**Records shown**
..........
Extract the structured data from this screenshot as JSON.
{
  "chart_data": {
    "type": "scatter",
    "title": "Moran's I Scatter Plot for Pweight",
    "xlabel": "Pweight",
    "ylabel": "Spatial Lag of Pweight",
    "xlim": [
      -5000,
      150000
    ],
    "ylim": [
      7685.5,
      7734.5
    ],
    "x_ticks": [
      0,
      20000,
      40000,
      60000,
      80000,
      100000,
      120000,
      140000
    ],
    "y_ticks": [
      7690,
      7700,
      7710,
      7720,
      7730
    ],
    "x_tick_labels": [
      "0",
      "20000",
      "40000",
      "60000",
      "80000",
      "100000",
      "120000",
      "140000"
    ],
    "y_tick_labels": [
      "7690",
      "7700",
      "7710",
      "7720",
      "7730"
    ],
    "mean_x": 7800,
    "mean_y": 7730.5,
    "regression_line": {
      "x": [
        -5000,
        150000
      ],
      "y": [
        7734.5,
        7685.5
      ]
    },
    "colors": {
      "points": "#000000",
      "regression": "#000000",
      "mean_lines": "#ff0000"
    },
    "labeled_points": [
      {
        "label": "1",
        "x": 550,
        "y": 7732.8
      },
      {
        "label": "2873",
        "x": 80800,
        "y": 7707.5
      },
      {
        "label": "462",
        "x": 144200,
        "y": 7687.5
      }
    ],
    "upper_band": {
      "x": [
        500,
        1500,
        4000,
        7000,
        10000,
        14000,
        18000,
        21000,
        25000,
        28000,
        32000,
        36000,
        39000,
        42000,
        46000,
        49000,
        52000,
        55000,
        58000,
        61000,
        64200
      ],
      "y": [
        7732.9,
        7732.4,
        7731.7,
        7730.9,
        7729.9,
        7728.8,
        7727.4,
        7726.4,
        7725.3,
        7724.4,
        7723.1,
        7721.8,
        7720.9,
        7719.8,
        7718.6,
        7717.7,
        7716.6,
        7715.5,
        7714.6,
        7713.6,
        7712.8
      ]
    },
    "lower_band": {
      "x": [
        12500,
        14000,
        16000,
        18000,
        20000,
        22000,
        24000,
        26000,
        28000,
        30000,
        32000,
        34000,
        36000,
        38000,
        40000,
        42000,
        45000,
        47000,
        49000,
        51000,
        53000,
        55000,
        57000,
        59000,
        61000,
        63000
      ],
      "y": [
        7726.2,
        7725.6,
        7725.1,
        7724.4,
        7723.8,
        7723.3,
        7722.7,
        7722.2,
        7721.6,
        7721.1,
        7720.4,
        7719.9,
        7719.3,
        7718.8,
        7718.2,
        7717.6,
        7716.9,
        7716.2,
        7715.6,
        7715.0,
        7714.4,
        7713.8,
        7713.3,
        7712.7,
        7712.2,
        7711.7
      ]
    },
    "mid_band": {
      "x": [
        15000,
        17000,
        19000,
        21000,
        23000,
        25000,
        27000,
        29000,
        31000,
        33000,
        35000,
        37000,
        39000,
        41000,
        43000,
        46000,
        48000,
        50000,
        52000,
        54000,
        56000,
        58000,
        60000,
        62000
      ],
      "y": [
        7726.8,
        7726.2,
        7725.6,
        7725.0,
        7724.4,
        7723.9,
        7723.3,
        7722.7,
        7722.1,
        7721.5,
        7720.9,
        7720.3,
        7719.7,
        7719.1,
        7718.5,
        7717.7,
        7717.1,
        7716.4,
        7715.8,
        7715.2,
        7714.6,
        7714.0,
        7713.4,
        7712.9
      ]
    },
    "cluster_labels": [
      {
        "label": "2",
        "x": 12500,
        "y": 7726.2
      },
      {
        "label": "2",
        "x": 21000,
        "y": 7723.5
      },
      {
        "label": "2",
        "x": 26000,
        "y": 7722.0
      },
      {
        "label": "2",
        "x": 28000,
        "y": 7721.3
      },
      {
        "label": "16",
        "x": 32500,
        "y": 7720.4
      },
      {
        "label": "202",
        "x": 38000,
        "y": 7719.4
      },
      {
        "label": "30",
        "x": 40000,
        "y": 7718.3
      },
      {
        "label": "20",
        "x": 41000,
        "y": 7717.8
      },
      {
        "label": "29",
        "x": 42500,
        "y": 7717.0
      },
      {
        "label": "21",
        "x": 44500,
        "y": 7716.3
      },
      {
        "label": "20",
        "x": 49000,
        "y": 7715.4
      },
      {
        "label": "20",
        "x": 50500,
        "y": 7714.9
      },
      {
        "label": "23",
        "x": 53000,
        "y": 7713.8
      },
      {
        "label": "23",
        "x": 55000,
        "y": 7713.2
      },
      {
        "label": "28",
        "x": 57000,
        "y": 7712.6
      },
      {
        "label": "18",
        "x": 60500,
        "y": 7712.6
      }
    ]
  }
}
..........
**The request**
Repeat the listing in full, keeping every line exactly as it is.

**Task response**
Extract the structured data from this screenshot as JSON.
{
  "chart_data": {
    "type": "scatter",
    "title": "Moran's I Scatter Plot for Pweight",
    "xlabel": "Pweight",
    "ylabel": "Spatial Lag of Pweight",
    "xlim": [
      -5000,
      150000
    ],
    "ylim": [
      7685.5,
      7734.5
    ],
    "x_ticks": [
      0,
      20000,
      40000,
      60000,
      80000,
      100000,
      120000,
      140000
    ],
    "y_ticks": [
      7690,
      7700,
      7710,
      7720,
      7730
    ],
    "x_tick_labels": [
      "0",
      "20000",
      "40000",
      "60000",
      "80000",
      "100000",
      "120000",
      "140000"
    ],
    "y_tick_labels": [
      "7690",
      "7700",
      "7710",
      "7720",
      "7730"
    ],
    "mean_x": 7800,
    "mean_y": 7730.5,
    "regression_line": {
      "x": [
        -5000,
        150000
      ],
      "y": [
        7734.5,
        7685.5
      ]
    },
    "colors": {
      "points": "#000000",
      "regression": "#000000",
      "mean_lines": "#ff0000"
    },
    "labeled_points": [
      {
        "label": "1",
        "x": 550,
        "y": 7732.8
      },
      {
        "label": "2873",
        "x": 80800,
        "y": 7707.5
      },
      {
        "label": "462",
        "x": 144200,
        "y": 7687.5
      }
    ],
    "upper_band": {
      "x": [
        500,
        1500,
        4000,
        7000,
        10000,
        14000,
        18000,
        21000,
        25000,
        28000,
        32000,
        36000,
        39000,
        42000,
        46000,
        49000,
        52000,
        55000,
        58000,
        61000,
        64200
      ],
      "y": [
        7732.9,
        7732.4,
        7731.7,
        7730.9,
        7729.9,
        7728.8,
        7727.4,
        7726.4,
        7725.3,
        7724.4,
        7723.1,
        7721.8,
        7720.9,
        7719.8,
        7718.6,
        7717.7,
        7716.6,
        7715.5,
        7714.6,
        7713.6,
        7712.8
      ]
    },
    "lower_band": {
      "x": [
        12500,
        14000,
        16000,
        18000,
        20000,
        22000,
        24000,
        26000,
        28000,
        30000,
        32000,
        34000,
        36000,
        38000,
        40000,
        42000,
        45000,
        47000,
        49000,
        51000,
        53000,
        55000,
        57000,
        59000,
        61000,
        63000
      ],
      "y": [
        7726.2,
        7725.6,
        7725.1,
        7724.4,
        7723.8,
        7723.3,
        7722.7,
        7722.2,
        7721.6,
        7721.1,
        7720.4,
        7719.9,
        7719.3,
        7718.8,
        7718.2,
        7717.6,
        7716.9,
        7716.2,
        7715.6,
        7715.0,
        7714.4,
        7713.8,
        7713.3,
        7712.7,
        7712.2,
        7711.7
      ]
    },
    "mid_band": {
      "x": [
        15000,
        17000,
        19000,
        21000,
        23000,
        25000,
        27000,
        29000,
        31000,
        33000,
        35000,
        37000,
        39000,
        41000,
        43000,
        46000,
        48000,
        50000,
        52000,
        54000,
        56000,
        58000,
        60000,
        62000
      ],
      "y": [
        7726.8,
        7726.2,
        7725.6,
        7725.0,
        7724.4,
        7723.9,
        7723.3,
        7722.7,
        7722.1,
        7721.5,
        7720.9,
        7720.3,
        7719.7,
        7719.1,
        7718.5,
        7717.7,
        7717.1,
        7716.4,
        7715.8,
        7715.2,
        7714.6,
        7714.0,
        7713.4,
        7712.9
      ]
    },
    "cluster_labels": [
      {
        "label": "2",
        "x": 12500,
        "y": 7726.2
      },
      {
        "label": "2",
        "x": 21000,
        "y": 7723.5
      },
      {
        "label": "2",
        "x": 26000,
        "y": 7722.0
      },
      {
        "label": "2",
        "x": 28000,
        "y": 7721.3
      },
      {
        "label": "16",
        "x": 32500,
        "y": 7720.4
      },
      {
        "label": "202",
        "x": 38000,
        "y": 7719.4
      },
      {
        "label": "30",
        "x": 40000,
        "y": 7718.3
      },
      {
        "label": "20",
        "x": 41000,
        "y": 7717.8
      },
      {
        "label": "29",
        "x": 42500,
        "y": 7717.0
      },
      {
        "label": "21",
        "x": 44500,
        "y": 7716.3
      },
      {
        "label": "20",
        "x": 49000,
        "y": 7715.4
      },
      {
        "label": "20",
        "x": 50500,
        "y": 7714.9
      },
      {
        "label": "23",
        "x": 53000,
        "y": 7713.8
      },
      {
        "label": "23",
        "x": 55000,
        "y": 7713.2
      },
      {
        "label": "28",
        "x": 57000,
        "y": 7712.6
      },
      {
        "label": "18",
        "x": 60500,
        "y": 7712.6
      }
    ]
  }
}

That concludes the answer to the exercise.